コラボレーションとインタラクションは類似のものと理解されているかもしれません。ここではそれぞれを特徴づけて分類していきますので、別途『インタラクション』も参照してみてください。

コラボレーションは、同一の目的に向けて一致協力する姿というのが基本にあります。原理上、二人以上の人間が集まればコラボレーションは成立するわけで、個人レベルから数千人の大企業まで、さまざまなコラボレーションの形があると言えるでしょう。

ここではイメージを明確にするために、コラボレーションする集合体を「チーム」として捉えていきます。 チームと組織は一緒ではないか、という印象があるかもしれませんので、組織を外から与えられた枠組みとして、チームを自発的に参画する共同体として区分しておきます。本来は組織=チームであることが望ましいのですが、実際にはある程度の線引きがなされ、使い分けられているのが実情といえるでしょう。言い方を変えるならば、組織は構造的な理解であって、チームは機能的な理解とも分けられます。コーポレートとコラボレートの違いはこの辺にも表れています。

コラボレーションにおいては、参加者各人の目的性、志向性が十分にシンクロしているか、が大前提となります。 そのうえで、協働の中から、個人の気づきを超えた、チームとしての新たな気づきを導いていきます。これだけでも相応の意義はありますが、発想段階に留めては、コラボレーションとして不完全です。協働である以上、実行力や具現力を高めることが本筋ですので、旧来の分掌の枠を意識的に乗り越えることが求められます。

チームのもう一つの特徴は、内にも外にもネットワークの広がりを持つという点にあります。よく使われる表現ですと、内部環境と外部環境といったとらえられ方でもあります。 前者では、多様な個々人の集合体がチームですが、後者ではまとまってあたかも一つの個体のようにふるまうものがチームという理解です。 相反する二つの特性を内に秘めているという意味で、チームという理解は多くの示唆を与えてくれるはずです。

しかしながら、形としての組織に比べてチームはなかなか実現が難しいものです。これは個人が過度に強調されるようになったこととも無関係ではないでしょう。成果主義などとも関連して、矮小化された唯我独尊を追い求める姿勢が、コラボレーションを阻害します。チームあってこその自分という目線にいま一度立ち返る必要があります。

この辺のことは、競争というものの理解にも関連してきます。別途『競争からキョウソウへ』のところでも触れていますが、現代の競争環境は、一昔前の単純な、ライバルに勝つか負けるかだけで判じることはできません。だからこそ、ベクトルの重ね合わせともいえるコラボレーションが問われているのです。

* [提供データ]
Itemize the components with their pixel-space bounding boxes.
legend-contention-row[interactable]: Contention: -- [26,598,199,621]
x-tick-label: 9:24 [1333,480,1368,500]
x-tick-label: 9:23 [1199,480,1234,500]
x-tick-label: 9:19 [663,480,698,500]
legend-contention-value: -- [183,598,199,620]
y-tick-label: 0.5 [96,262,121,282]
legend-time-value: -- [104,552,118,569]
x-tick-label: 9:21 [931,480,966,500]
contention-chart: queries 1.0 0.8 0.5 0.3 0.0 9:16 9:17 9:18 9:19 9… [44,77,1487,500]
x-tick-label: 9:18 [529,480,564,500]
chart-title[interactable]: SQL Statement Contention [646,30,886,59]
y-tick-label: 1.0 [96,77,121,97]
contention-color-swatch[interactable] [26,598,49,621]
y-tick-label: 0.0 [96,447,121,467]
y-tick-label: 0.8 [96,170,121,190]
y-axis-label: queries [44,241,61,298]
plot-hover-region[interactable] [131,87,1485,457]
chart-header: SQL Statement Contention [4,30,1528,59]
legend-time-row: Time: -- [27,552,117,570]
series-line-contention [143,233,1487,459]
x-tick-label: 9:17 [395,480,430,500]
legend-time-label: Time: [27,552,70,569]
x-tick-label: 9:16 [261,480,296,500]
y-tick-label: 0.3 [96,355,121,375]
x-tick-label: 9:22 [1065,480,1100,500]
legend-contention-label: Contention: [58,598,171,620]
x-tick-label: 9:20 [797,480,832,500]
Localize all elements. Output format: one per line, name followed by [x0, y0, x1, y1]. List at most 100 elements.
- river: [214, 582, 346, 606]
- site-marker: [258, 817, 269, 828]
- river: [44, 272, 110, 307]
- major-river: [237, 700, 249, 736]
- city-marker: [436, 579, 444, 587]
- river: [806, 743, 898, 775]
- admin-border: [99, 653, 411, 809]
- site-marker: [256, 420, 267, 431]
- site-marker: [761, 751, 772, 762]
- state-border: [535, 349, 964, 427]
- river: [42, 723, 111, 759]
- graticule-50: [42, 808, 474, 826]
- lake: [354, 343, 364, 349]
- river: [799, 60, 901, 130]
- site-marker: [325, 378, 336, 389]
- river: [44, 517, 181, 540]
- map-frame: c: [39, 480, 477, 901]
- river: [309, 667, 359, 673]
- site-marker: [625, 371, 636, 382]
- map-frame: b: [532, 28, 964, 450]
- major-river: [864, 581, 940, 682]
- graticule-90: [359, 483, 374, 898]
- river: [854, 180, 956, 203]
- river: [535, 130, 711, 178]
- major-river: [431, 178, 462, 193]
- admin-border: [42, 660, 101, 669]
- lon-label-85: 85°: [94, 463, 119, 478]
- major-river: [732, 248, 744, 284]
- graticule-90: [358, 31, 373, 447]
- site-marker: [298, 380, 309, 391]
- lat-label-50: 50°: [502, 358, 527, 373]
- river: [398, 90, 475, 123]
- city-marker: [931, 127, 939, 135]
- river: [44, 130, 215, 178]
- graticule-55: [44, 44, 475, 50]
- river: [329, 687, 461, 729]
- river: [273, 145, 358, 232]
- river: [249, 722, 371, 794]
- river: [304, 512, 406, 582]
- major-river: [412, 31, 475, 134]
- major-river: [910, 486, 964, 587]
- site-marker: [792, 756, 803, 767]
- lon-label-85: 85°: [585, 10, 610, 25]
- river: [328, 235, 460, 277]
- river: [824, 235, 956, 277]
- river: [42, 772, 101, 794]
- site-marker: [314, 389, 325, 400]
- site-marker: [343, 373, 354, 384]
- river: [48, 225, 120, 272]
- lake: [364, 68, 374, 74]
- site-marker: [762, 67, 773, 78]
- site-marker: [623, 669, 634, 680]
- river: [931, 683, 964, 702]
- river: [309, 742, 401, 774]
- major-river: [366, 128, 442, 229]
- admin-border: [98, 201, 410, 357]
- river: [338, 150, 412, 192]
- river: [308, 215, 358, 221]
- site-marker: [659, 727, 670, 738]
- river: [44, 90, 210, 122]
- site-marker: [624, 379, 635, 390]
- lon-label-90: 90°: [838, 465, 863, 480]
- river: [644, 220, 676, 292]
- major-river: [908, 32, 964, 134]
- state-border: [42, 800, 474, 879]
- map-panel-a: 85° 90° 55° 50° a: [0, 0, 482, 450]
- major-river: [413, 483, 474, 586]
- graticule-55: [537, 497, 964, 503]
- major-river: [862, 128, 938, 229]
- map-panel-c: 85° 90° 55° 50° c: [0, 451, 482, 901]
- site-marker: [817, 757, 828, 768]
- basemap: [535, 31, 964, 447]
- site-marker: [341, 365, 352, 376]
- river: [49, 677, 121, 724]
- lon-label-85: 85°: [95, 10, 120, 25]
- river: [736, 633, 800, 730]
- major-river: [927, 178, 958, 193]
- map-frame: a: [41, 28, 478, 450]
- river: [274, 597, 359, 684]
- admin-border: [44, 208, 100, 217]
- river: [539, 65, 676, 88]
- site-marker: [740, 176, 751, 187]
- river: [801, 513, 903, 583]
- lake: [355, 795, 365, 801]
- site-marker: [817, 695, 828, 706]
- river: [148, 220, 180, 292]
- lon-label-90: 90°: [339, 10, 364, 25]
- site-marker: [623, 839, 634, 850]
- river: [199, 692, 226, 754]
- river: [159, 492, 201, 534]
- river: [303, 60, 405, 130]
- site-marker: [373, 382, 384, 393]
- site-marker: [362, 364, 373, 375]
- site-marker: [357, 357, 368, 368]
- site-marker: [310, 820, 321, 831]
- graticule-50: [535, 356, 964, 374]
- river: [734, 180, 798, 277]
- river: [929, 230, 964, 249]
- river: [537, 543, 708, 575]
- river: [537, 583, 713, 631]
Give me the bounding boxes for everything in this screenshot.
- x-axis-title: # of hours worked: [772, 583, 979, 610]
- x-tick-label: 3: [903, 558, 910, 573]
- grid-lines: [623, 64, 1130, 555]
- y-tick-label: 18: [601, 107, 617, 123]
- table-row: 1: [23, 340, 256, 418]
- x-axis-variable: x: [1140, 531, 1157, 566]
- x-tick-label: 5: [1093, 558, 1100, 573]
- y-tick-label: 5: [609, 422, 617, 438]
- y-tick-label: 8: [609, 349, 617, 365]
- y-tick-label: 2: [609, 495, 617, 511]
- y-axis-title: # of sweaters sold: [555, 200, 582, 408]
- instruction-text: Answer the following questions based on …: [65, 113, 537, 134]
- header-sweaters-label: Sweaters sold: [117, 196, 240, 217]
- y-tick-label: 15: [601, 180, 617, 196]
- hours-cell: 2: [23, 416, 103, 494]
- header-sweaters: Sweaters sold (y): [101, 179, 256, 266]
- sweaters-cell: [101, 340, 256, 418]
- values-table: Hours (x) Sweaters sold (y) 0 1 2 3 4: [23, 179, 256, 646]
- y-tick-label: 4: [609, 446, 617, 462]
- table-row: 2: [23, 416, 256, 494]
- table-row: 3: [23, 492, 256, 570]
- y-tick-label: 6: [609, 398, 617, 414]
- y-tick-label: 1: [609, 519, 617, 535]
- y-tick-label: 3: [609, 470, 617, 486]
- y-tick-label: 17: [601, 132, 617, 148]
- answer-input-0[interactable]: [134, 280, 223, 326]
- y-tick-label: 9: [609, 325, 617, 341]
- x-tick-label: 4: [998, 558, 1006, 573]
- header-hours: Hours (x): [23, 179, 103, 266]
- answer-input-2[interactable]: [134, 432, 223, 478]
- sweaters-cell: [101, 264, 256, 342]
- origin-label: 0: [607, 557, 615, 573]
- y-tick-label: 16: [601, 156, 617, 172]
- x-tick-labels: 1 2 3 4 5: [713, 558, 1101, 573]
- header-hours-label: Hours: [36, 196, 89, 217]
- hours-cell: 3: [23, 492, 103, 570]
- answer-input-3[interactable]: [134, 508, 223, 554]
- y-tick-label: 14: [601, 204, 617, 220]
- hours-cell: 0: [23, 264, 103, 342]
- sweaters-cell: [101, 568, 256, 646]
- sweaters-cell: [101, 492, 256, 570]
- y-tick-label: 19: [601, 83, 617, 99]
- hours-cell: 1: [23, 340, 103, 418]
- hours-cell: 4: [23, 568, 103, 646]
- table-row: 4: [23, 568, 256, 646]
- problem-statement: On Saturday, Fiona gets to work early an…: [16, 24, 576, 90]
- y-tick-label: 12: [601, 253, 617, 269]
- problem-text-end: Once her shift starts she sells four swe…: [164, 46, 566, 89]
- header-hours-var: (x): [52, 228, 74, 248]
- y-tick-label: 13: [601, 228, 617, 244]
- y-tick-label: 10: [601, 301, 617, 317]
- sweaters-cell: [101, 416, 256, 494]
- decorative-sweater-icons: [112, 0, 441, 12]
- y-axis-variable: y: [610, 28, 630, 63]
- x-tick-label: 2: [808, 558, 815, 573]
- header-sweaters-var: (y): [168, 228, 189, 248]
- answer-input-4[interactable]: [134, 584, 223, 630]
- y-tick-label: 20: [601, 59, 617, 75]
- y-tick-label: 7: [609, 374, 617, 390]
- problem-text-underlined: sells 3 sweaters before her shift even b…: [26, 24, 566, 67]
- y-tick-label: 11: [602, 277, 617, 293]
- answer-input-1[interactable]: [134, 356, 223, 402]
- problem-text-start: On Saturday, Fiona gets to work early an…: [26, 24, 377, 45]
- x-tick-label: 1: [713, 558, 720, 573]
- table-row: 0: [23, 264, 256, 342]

* [練習問題]
(a) コラボレーションに関する抜粋では、組織とチームをそれぞれ何として区分しているか答えよ。
(b) コラボレーションに関する抜粋のうち、「コラボレーションとインタラク」から始まり「の形があると言えるでしょう。」で終わる部分を正確に書き写せ。
項目は使わなくてよい。

* [解答]
(a) 組織は外から与えられた枠組み、チームは自発的に参画する共同体として区分している。

(b)
コラボレーションとインタラクションは類似のものと理解されているかもしれません。ここではそれぞれを特徴づけて分類していきますので、別途『インタラクション』も参照してみてください。

コラボレーションは、同一の目的に向けて一致協力する姿というのが基本にあります。原理上、二人以上の人間が集まればコラボレーションは成立するわけで、個人レベルから数千人の大企業まで、さまざまなコラボレーションの形があると言えるでしょう。